> Rows
+ + + + +

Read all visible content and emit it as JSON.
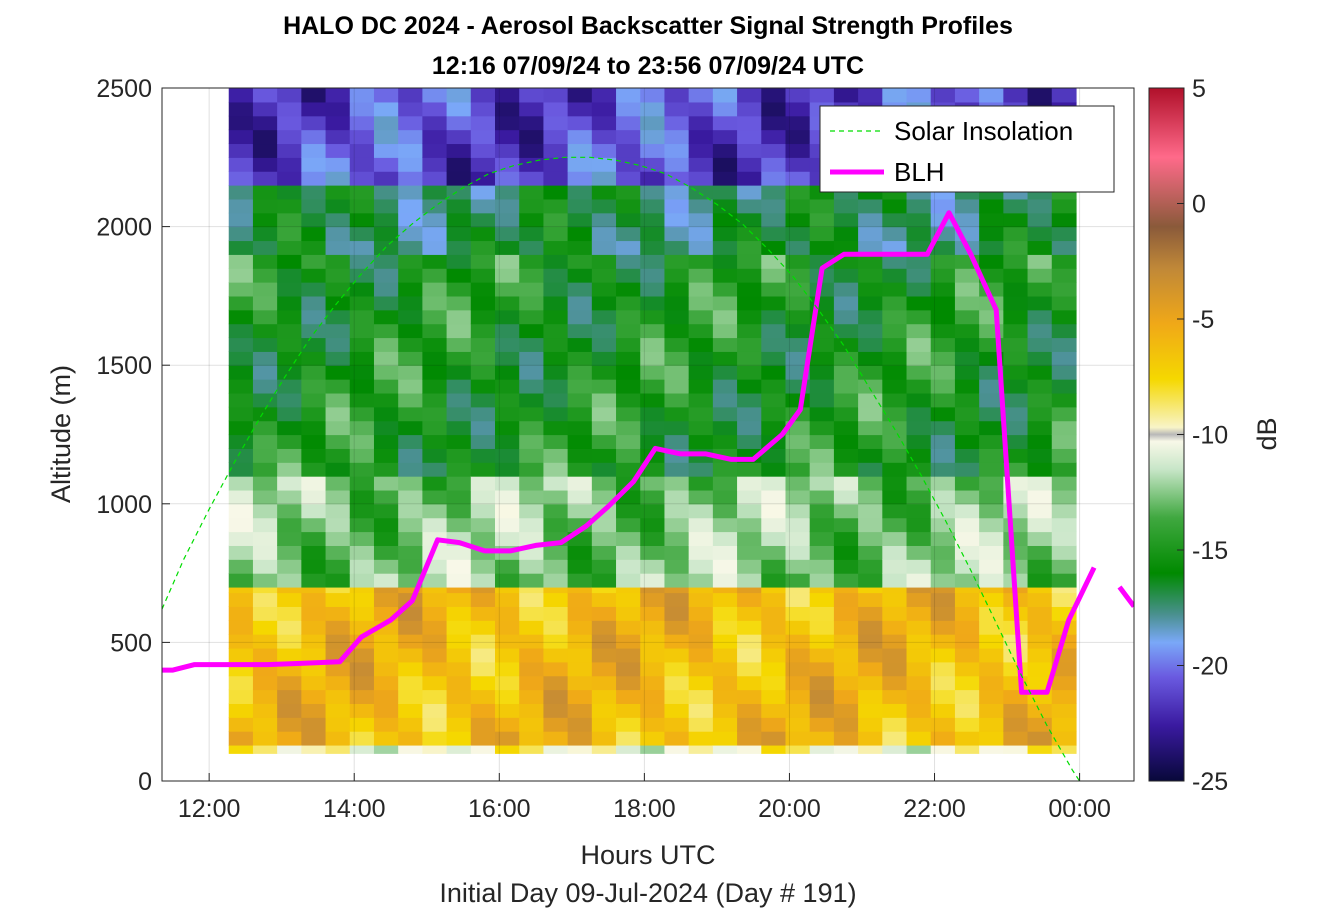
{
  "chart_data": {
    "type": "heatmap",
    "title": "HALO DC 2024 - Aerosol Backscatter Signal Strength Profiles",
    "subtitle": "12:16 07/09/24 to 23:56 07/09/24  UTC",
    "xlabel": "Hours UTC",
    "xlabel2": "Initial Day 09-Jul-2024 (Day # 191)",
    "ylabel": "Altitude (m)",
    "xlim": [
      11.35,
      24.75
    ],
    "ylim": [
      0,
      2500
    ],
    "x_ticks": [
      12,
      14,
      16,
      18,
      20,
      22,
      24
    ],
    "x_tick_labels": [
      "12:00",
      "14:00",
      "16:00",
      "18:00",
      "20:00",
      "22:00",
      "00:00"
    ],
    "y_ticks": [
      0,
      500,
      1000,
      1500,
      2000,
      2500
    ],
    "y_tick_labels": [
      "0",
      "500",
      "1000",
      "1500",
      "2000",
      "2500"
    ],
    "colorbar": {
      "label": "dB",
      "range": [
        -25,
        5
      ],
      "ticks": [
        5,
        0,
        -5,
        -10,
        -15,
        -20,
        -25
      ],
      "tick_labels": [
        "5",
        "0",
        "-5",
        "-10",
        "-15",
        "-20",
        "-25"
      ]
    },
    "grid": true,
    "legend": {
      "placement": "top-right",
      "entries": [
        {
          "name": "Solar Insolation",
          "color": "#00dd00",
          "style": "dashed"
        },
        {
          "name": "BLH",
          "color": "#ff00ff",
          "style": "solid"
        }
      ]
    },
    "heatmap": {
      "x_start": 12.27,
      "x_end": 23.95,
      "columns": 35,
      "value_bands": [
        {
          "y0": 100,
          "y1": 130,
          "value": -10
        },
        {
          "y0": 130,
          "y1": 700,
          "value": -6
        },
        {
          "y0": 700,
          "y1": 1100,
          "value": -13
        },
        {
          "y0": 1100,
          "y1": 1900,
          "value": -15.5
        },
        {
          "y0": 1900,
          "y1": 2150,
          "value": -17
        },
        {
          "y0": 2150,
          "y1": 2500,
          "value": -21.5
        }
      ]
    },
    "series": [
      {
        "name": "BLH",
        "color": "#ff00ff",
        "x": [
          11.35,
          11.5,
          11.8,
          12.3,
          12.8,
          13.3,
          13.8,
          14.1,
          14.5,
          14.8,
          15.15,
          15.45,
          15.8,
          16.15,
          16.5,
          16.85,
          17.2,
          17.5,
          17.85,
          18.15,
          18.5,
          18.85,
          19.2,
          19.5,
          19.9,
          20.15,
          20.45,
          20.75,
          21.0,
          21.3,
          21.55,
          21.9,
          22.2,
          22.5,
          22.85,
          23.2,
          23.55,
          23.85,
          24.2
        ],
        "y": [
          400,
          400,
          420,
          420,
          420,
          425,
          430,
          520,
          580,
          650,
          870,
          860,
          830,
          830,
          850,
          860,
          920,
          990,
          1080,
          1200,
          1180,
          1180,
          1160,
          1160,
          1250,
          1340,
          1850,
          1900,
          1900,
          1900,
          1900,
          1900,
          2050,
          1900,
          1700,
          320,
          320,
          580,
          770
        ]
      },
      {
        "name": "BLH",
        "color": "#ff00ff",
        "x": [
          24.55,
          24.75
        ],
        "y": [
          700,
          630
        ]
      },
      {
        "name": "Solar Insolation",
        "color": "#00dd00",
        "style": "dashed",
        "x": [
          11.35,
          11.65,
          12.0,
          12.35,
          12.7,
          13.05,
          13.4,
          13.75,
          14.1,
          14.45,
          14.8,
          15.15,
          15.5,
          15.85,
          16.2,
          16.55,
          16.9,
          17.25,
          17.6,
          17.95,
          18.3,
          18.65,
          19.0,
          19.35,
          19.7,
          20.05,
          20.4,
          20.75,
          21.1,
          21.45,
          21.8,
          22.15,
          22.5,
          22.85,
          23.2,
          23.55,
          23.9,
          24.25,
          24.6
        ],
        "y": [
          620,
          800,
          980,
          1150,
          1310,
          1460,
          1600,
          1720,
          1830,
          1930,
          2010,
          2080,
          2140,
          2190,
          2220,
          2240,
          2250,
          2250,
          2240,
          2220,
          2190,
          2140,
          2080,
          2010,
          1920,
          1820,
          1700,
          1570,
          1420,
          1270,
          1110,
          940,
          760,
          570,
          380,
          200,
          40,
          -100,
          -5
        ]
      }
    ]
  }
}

+ + + + +

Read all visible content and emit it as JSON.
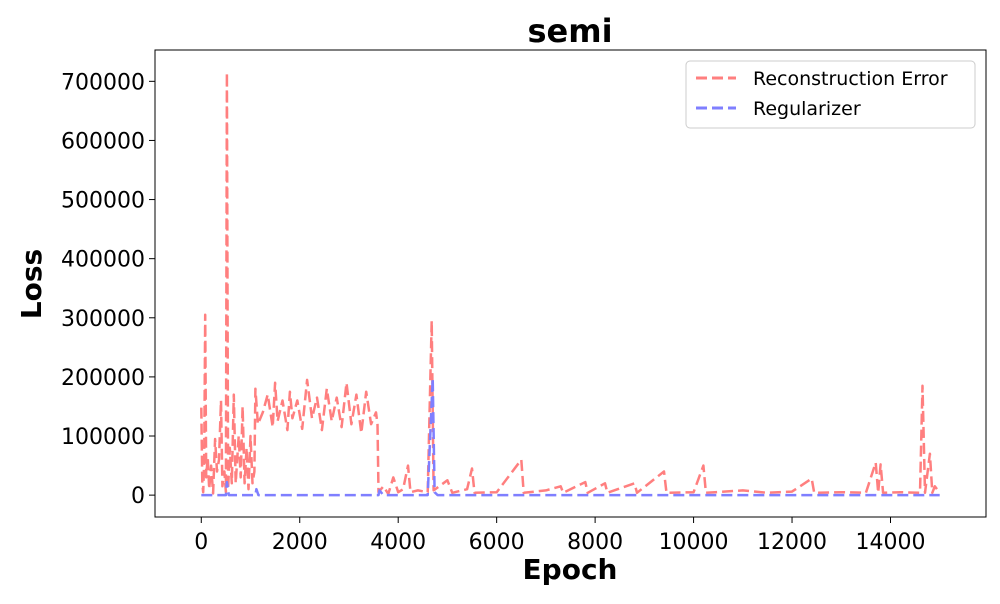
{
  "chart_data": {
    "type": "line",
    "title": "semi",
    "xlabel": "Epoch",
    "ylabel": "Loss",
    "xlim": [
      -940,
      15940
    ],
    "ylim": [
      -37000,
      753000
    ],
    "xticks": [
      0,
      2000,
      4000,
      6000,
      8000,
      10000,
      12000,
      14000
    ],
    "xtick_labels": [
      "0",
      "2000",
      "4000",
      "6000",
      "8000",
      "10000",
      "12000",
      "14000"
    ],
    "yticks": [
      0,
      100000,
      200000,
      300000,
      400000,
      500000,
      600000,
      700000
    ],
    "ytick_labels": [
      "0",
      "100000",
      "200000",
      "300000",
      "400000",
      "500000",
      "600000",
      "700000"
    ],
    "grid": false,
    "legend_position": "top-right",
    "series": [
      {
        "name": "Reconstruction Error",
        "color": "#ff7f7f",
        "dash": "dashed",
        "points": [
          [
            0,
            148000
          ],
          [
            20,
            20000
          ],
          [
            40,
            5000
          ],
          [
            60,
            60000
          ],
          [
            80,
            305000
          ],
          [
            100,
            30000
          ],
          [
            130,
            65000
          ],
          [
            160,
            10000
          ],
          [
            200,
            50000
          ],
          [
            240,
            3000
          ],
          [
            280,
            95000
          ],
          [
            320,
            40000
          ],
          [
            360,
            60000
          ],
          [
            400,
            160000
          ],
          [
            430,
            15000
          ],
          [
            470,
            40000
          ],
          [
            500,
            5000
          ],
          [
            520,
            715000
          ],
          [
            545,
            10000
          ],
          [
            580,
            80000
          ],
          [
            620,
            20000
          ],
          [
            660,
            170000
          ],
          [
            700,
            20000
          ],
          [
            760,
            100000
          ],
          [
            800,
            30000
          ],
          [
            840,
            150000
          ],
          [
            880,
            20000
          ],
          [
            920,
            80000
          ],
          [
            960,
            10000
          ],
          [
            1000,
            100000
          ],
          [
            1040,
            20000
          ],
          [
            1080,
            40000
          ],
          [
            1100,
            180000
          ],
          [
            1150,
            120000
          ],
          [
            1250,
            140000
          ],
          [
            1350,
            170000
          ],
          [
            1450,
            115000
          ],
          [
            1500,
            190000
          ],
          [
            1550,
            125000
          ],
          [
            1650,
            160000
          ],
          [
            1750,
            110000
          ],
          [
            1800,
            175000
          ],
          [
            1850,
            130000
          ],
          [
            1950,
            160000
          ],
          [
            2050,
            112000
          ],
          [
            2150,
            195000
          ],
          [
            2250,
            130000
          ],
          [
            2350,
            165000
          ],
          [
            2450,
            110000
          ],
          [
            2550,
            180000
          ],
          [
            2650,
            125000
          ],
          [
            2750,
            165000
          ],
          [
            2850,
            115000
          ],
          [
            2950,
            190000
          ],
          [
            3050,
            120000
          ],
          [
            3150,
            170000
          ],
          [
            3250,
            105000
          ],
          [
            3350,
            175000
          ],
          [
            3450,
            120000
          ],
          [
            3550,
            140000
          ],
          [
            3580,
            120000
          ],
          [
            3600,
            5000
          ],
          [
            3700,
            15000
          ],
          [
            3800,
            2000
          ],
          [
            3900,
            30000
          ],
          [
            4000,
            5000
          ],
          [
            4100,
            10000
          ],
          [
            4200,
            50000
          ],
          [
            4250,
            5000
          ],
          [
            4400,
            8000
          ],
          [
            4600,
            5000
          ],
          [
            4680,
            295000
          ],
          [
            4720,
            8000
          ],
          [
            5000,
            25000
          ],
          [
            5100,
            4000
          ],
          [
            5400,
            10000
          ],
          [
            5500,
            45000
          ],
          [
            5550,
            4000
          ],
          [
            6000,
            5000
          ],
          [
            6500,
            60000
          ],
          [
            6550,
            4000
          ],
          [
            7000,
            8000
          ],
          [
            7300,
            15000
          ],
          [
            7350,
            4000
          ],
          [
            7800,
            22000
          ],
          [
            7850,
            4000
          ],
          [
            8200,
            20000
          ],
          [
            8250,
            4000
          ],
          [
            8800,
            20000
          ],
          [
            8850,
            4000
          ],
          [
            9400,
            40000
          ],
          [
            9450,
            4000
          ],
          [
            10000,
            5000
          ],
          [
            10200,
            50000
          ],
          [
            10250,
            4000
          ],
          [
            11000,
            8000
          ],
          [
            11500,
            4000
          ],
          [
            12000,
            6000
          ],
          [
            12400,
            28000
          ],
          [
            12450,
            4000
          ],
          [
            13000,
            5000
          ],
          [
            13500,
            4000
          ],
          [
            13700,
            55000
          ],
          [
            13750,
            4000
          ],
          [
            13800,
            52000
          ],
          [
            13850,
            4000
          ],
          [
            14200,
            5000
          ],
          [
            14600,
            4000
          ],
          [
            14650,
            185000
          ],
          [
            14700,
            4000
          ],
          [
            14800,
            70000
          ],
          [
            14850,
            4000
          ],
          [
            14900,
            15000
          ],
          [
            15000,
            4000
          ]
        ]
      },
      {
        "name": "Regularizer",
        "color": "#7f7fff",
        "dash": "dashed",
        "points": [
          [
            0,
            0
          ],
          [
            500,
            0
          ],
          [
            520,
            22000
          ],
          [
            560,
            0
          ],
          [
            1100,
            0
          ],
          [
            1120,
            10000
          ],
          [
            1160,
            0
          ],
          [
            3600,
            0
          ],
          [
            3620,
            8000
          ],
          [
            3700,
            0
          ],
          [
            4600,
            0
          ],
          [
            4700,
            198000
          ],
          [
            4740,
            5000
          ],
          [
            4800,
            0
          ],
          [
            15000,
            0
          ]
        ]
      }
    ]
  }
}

+ + + + +

> Requirement
Each line in the data that holds the string "name" should be found and copied.

> Output of the task
          "name": "Solar Insolation",
          "name": "BLH",
        "name": "BLH",
        "name": "BLH",
        "name": "Solar Insolation",
        "name": "Reconstruction Error",
        "name": "Regularizer",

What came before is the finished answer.